To be done ->
Locate the word "SPRING" in the data below, then copy every line that holds it.

+++

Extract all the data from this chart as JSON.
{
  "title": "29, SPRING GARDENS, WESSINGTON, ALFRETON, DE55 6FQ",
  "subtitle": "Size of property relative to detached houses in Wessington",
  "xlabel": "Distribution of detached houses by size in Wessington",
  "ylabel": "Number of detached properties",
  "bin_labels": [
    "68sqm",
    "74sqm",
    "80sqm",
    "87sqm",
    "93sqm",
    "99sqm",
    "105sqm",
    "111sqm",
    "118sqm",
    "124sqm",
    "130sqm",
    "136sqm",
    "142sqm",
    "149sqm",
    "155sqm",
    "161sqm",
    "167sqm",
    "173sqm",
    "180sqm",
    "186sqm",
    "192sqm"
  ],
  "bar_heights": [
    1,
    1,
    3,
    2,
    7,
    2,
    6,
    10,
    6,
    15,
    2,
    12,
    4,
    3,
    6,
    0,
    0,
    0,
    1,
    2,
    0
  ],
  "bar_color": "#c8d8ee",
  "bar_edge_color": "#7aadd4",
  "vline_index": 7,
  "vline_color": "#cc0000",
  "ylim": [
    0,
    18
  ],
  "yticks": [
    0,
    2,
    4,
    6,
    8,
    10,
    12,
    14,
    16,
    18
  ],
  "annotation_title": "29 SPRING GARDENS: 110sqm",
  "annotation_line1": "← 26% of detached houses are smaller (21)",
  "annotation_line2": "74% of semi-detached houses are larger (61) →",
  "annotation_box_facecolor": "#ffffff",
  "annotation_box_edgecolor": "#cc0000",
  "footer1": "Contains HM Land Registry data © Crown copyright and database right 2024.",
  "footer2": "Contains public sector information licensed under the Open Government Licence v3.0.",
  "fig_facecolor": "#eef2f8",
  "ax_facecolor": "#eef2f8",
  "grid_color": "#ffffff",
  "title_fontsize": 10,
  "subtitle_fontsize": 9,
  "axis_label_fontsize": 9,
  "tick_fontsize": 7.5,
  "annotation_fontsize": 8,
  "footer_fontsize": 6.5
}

+++

Solution to this exercise ->
  "title": "29, SPRING GARDENS, WESSINGTON, ALFRETON, DE55 6FQ",
  "annotation_title": "29 SPRING GARDENS: 110sqm",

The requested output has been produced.